— BEGIN Supplied material —

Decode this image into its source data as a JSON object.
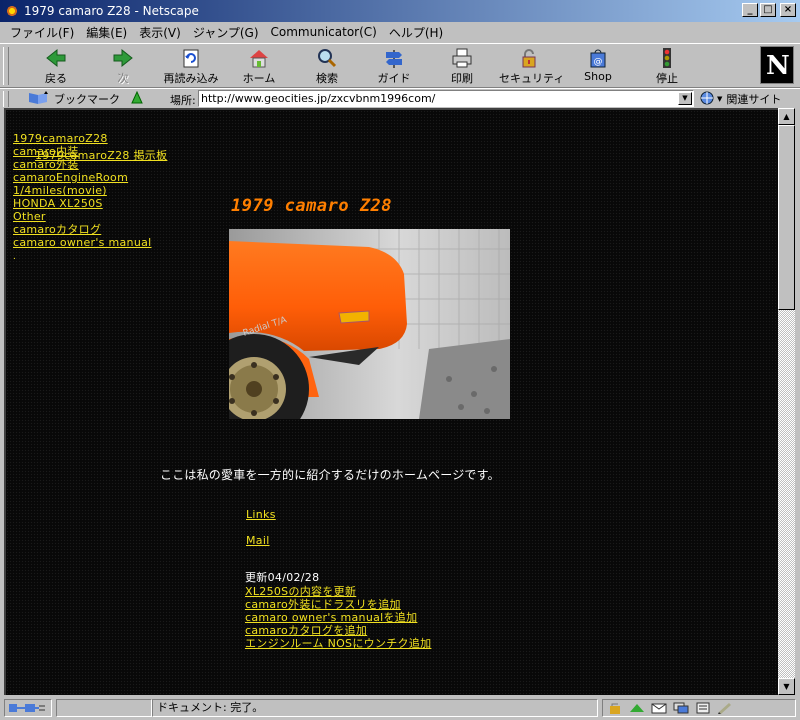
{
  "window": {
    "title": "1979 camaro Z28 - Netscape",
    "minimize": "_",
    "maximize": "□",
    "close": "×"
  },
  "menu": [
    "ファイル(F)",
    "編集(E)",
    "表示(V)",
    "ジャンプ(G)",
    "Communicator(C)",
    "ヘルプ(H)"
  ],
  "toolbar": {
    "back": "戻る",
    "forward": "次",
    "reload": "再読み込み",
    "home": "ホーム",
    "search": "検索",
    "guide": "ガイド",
    "print": "印刷",
    "security": "セキュリティ",
    "shop": "Shop",
    "stop": "停止"
  },
  "location": {
    "bookmark_label": "ブックマーク",
    "label": "場所:",
    "url": "http://www.geocities.jp/zxcvbnm1996com/",
    "related_label": "関連サイト"
  },
  "page": {
    "nav": [
      "1979camaroZ28",
      "camaro内装",
      "camaro外装",
      "camaroEngineRoom",
      "1/4miles(movie)",
      "HONDA XL250S",
      "Other",
      "camaroカタログ",
      "camaro owner's manual"
    ],
    "nav_overlap": "1979camaroZ28 掲示板",
    "nav_dot": ".",
    "title": "1979 camaro Z28",
    "intro": "ここは私の愛車を一方的に紹介するだけのホームページです。",
    "links_label": "Links",
    "mail_label": "Mail",
    "update_date": "更新04/02/28",
    "updates": [
      "XL250Sの内容を更新",
      "camaro外装にドラスリを追加",
      "camaro owner's manualを追加",
      "camaroカタログを追加",
      "エンジンルーム NOSにウンチク追加"
    ],
    "tire_text": "Radial T/A"
  },
  "status": {
    "text": "ドキュメント: 完了。"
  },
  "colors": {
    "link": "#f0e020",
    "title": "#ff7f00",
    "car": "#ff6a10"
  }
}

— END Supplied material —

Written instruction ▸ Say how many lines in this listing hold the string "title", giving the count and nothing more.

Expected answer ▸ 3